# start of Dataset records
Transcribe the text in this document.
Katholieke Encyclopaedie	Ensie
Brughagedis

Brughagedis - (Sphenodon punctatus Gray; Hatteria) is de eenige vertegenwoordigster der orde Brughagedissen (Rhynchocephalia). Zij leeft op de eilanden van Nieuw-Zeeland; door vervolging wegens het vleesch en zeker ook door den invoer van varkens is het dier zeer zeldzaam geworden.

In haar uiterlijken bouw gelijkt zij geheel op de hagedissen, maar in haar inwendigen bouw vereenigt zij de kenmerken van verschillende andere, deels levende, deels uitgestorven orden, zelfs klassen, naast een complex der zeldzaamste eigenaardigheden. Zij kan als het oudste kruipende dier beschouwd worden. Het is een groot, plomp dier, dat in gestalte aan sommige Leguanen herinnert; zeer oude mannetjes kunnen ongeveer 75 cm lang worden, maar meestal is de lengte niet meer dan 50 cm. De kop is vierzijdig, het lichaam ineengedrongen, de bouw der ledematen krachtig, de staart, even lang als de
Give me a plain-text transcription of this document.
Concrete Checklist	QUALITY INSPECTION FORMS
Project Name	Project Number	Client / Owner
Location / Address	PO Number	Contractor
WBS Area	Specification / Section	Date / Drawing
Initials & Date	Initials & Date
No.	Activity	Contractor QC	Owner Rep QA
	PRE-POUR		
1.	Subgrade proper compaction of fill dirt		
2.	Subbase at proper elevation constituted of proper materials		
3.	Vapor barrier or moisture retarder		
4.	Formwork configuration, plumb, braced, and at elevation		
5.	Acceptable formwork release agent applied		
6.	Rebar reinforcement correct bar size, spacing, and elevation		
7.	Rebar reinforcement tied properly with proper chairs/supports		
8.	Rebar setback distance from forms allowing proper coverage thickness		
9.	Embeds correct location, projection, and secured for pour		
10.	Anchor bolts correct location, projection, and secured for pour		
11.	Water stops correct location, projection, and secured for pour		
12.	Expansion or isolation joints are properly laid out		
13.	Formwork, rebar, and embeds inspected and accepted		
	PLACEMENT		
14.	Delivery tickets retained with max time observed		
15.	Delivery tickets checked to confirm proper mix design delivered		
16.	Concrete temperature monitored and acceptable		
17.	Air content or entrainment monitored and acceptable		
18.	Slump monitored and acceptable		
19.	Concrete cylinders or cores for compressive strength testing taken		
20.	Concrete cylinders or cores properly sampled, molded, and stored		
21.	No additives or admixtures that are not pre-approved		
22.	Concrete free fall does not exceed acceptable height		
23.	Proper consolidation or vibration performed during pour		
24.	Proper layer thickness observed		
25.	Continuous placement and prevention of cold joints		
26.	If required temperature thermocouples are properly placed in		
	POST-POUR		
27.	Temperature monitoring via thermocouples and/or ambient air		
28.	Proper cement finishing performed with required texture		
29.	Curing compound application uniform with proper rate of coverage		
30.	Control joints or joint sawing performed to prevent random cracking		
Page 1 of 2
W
# end of Dataset records
# start of Dataset records
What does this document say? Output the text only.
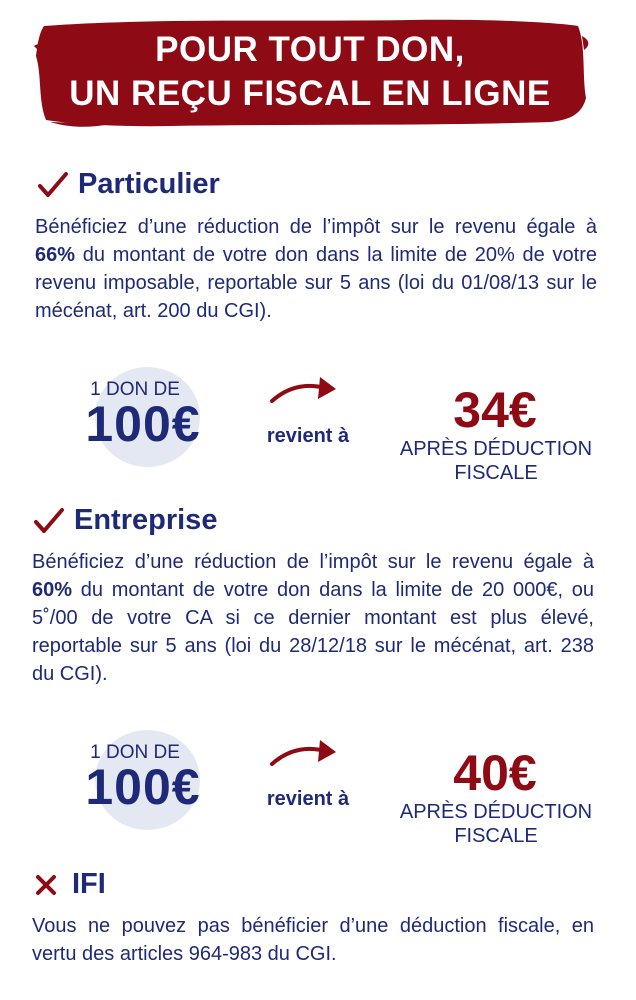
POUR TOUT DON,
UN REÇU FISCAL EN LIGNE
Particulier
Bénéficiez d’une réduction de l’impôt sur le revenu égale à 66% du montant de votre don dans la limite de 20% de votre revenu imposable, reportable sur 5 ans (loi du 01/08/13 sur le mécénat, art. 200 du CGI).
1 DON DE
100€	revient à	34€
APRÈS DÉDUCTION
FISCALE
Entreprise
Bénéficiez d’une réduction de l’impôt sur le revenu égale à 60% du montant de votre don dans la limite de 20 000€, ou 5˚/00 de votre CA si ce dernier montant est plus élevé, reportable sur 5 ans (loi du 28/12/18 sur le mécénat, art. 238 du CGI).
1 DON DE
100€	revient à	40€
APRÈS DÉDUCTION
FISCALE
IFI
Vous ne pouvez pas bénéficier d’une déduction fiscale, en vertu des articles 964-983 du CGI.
# end of Dataset records
Work required: Return all lines with the word "limite" in them.

Response to the exercise:
Bénéficiez d’une réduction de l’impôt sur le revenu égale à 66% du montant de votre don dans la limite de 20% de votre revenu imposable, reportable sur 5 ans (loi du 01/08/13 sur le mécénat, art. 200 du CGI).
Bénéficiez d’une réduction de l’impôt sur le revenu égale à 60% du montant de votre don dans la limite de 20 000€, ou 5˚/00 de votre CA si ce dernier montant est plus élevé, reportable sur 5 ans (loi du 28/12/18 sur le mécénat, art. 238 du CGI).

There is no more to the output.